### SHORT EXERCISE
Copy out all lines of the records in which the word "category" appears.

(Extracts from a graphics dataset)
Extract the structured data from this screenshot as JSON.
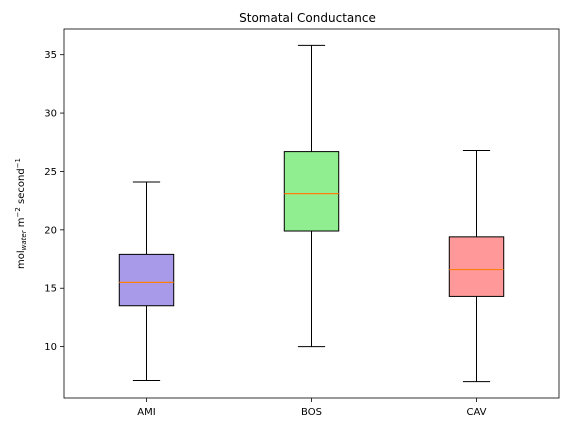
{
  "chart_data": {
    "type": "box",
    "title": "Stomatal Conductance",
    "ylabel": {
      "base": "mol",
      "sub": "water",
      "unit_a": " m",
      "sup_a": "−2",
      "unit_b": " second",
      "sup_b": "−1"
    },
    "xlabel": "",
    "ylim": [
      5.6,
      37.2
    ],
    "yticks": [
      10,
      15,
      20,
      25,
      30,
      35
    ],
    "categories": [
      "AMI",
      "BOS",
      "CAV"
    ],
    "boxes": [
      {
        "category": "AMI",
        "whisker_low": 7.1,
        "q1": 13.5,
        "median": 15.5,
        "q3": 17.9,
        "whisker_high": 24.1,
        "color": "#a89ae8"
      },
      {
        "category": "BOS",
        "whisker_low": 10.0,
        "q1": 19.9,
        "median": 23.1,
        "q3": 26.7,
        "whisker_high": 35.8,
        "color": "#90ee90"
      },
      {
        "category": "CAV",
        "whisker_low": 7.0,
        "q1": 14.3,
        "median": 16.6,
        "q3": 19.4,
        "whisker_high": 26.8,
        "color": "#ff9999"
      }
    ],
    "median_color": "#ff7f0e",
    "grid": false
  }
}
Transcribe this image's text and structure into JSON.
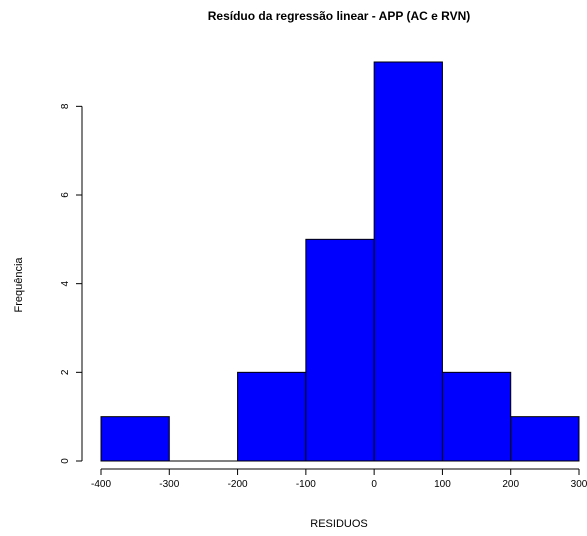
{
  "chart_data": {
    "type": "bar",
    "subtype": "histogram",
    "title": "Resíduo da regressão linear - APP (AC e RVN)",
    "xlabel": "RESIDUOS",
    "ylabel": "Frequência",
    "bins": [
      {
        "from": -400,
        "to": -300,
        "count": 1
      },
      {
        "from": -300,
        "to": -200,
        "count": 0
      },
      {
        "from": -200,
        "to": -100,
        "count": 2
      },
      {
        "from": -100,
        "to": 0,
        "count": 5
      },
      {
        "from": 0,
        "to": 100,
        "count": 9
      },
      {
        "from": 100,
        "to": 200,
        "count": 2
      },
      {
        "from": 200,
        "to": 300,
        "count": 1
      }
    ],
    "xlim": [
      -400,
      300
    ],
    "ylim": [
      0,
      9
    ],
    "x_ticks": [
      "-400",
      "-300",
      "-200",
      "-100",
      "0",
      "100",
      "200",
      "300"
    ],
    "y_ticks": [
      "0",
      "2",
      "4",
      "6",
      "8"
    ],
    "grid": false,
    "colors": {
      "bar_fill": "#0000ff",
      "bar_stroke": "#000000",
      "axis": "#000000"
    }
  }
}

...

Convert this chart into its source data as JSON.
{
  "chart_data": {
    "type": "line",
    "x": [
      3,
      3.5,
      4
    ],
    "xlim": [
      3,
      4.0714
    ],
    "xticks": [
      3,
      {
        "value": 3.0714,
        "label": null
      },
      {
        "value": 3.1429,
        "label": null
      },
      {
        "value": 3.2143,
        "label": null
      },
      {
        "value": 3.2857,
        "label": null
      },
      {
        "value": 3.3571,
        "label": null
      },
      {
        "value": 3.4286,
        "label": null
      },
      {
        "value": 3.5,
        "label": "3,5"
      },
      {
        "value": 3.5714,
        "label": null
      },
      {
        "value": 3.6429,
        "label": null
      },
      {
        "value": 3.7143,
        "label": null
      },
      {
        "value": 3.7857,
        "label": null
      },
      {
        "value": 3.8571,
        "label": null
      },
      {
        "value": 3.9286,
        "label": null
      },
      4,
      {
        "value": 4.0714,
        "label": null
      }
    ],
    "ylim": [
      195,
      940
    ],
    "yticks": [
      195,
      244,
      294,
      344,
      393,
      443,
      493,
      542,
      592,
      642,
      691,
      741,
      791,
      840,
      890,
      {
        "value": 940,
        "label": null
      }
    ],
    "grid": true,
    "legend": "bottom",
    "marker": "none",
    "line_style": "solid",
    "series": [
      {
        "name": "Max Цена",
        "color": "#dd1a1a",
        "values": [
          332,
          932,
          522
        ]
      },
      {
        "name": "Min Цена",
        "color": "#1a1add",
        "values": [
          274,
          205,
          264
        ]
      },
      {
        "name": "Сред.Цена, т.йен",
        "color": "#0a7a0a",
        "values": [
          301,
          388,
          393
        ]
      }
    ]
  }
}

### TASK RESPONSE
        "category": "AMI",
        "category": "BOS",
        "category": "CAV",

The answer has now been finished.